### WHAT IS NEEDED
Transcribe every entry below word for word, but skip the pictures.

[Dataset items]
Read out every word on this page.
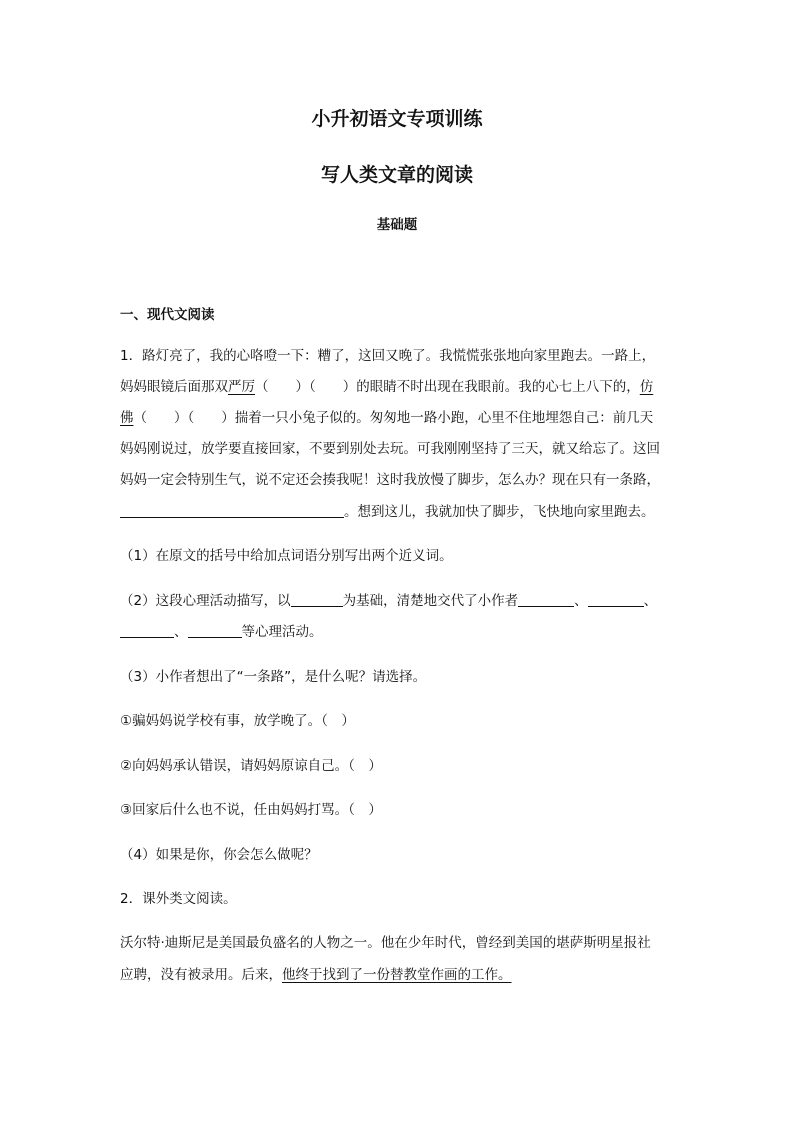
小升初语文专项训练
写人类文章的阅读
基础题
一、现代文阅读
1．路灯亮了，我的心咯噔一下：糟了，这回又晚了。我慌慌张张地向家里跑去。一路上，
妈妈眼镜后面那双严厉（　　）（　　）的眼睛不时出现在我眼前。我的心七上八下的，仿
佛（　　）（　　）揣着一只小兔子似的。匆匆地一路小跑，心里不住地埋怨自己：前几天
妈妈刚说过，放学要直接回家，不要到别处去玩。可我刚刚坚持了三天，就又给忘了。这回
妈妈一定会特别生气，说不定还会揍我呢！这时我放慢了脚步，怎么办？现在只有一条路，
。想到这儿，我就加快了脚步，飞快地向家里跑去。
（1）在原文的括号中给加点词语分别写出两个近义词。
（2）这段心理活动描写，以	为基础，清楚地交代了小作者	、	、
、	等心理活动。
（3）小作者想出了“一条路”，是什么呢？请选择。
①骗妈妈说学校有事，放学晚了。（　）
②向妈妈承认错误，请妈妈原谅自己。（　）
③回家后什么也不说，任由妈妈打骂。（　）
（4）如果是你，你会怎么做呢？
2．课外类文阅读。
沃尔特·迪斯尼是美国最负盛名的人物之一。他在少年时代，曾经到美国的堪萨斯明星报社
应聘，没有被录用。后来，他终于找到了一份替教堂作画的工作。
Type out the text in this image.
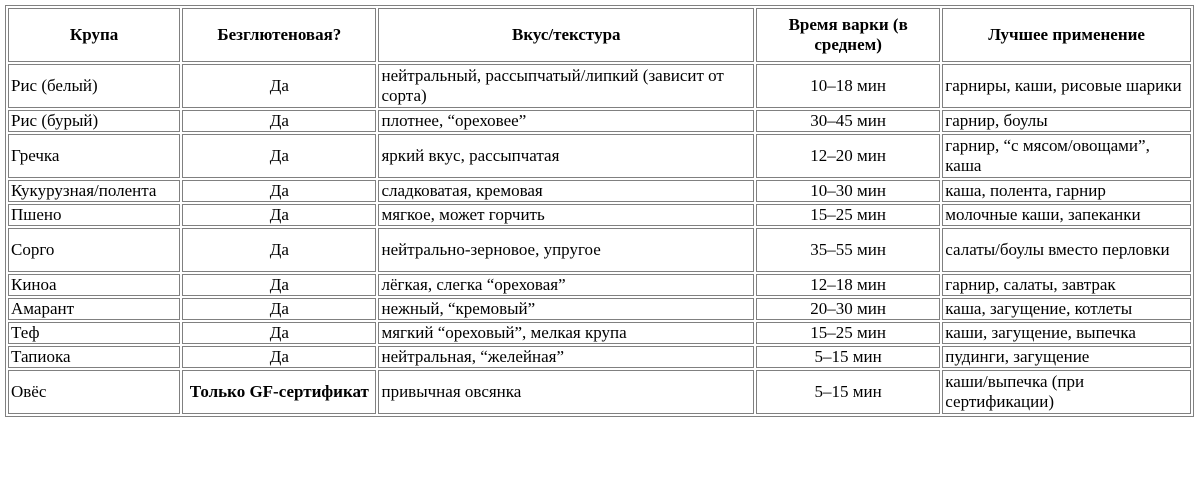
Крупа	Безглютеновая?	Вкус/текстура	Время варки (в среднем)	Лучшее применение
Рис (белый)	Да	нейтральный, рассыпчатый/липкий (зависит от сорта)	10–18 мин	гарниры, каши, рисовые шарики
Рис (бурый)	Да	плотнее, “ореховее”	30–45 мин	гарнир, боулы
Гречка	Да	яркий вкус, рассыпчатая	12–20 мин	гарнир, “с мясом/овощами”, каша
Кукурузная/полента	Да	сладковатая, кремовая	10–30 мин	каша, полента, гарнир
Пшено	Да	мягкое, может горчить	15–25 мин	молочные каши, запеканки
Сорго	Да	нейтрально-зерновое, упругое	35–55 мин	салаты/боулы вместо перловки
Киноа	Да	лёгкая, слегка “ореховая”	12–18 мин	гарнир, салаты, завтрак
Амарант	Да	нежный, “кремовый”	20–30 мин	каша, загущение, котлеты
Теф	Да	мягкий “ореховый”, мелкая крупа	15–25 мин	каши, загущение, выпечка
Тапиока	Да	нейтральная, “желейная”	5–15 мин	пудинги, загущение
Овёс	Только GF-сертификат	привычная овсянка	5–15 мин	каши/выпечка (при сертификации)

### SOLUTION BELOW
Read out every word on this page.
小升初语文专项训练
写人类文章的阅读
基础题
一、现代文阅读
1．路灯亮了，我的心咯噔一下：糟了，这回又晚了。我慌慌张张地向家里跑去。一路上，
妈妈眼镜后面那双严厉（　　）（　　）的眼睛不时出现在我眼前。我的心七上八下的，仿
佛（　　）（　　）揣着一只小兔子似的。匆匆地一路小跑，心里不住地埋怨自己：前几天
妈妈刚说过，放学要直接回家，不要到别处去玩。可我刚刚坚持了三天，就又给忘了。这回
妈妈一定会特别生气，说不定还会揍我呢！这时我放慢了脚步，怎么办？现在只有一条路，
。想到这儿，我就加快了脚步，飞快地向家里跑去。
（1）在原文的括号中给加点词语分别写出两个近义词。
（2）这段心理活动描写，以	为基础，清楚地交代了小作者	、	、
、	等心理活动。
（3）小作者想出了“一条路”，是什么呢？请选择。
①骗妈妈说学校有事，放学晚了。（　）
②向妈妈承认错误，请妈妈原谅自己。（　）
③回家后什么也不说，任由妈妈打骂。（　）
（4）如果是你，你会怎么做呢？
2．课外类文阅读。
沃尔特·迪斯尼是美国最负盛名的人物之一。他在少年时代，曾经到美国的堪萨斯明星报社
应聘，没有被录用。后来，他终于找到了一份替教堂作画的工作。
Type out the text in this image.
Крупа	Безглютеновая?	Вкус/текстура	Время варки (в среднем)	Лучшее применение
Рис (белый)	Да	нейтральный, рассыпчатый/липкий (зависит от сорта)	10–18 мин	гарниры, каши, рисовые шарики
Рис (бурый)	Да	плотнее, “ореховее”	30–45 мин	гарнир, боулы
Гречка	Да	яркий вкус, рассыпчатая	12–20 мин	гарнир, “с мясом/овощами”, каша
Кукурузная/полента	Да	сладковатая, кремовая	10–30 мин	каша, полента, гарнир
Пшено	Да	мягкое, может горчить	15–25 мин	молочные каши, запеканки
Сорго	Да	нейтрально-зерновое, упругое	35–55 мин	салаты/боулы вместо перловки
Киноа	Да	лёгкая, слегка “ореховая”	12–18 мин	гарнир, салаты, завтрак
Амарант	Да	нежный, “кремовый”	20–30 мин	каша, загущение, котлеты
Теф	Да	мягкий “ореховый”, мелкая крупа	15–25 мин	каши, загущение, выпечка
Тапиока	Да	нейтральная, “желейная”	5–15 мин	пудинги, загущение
Овёс	Только GF-сертификат	привычная овсянка	5–15 мин	каши/выпечка (при сертификации)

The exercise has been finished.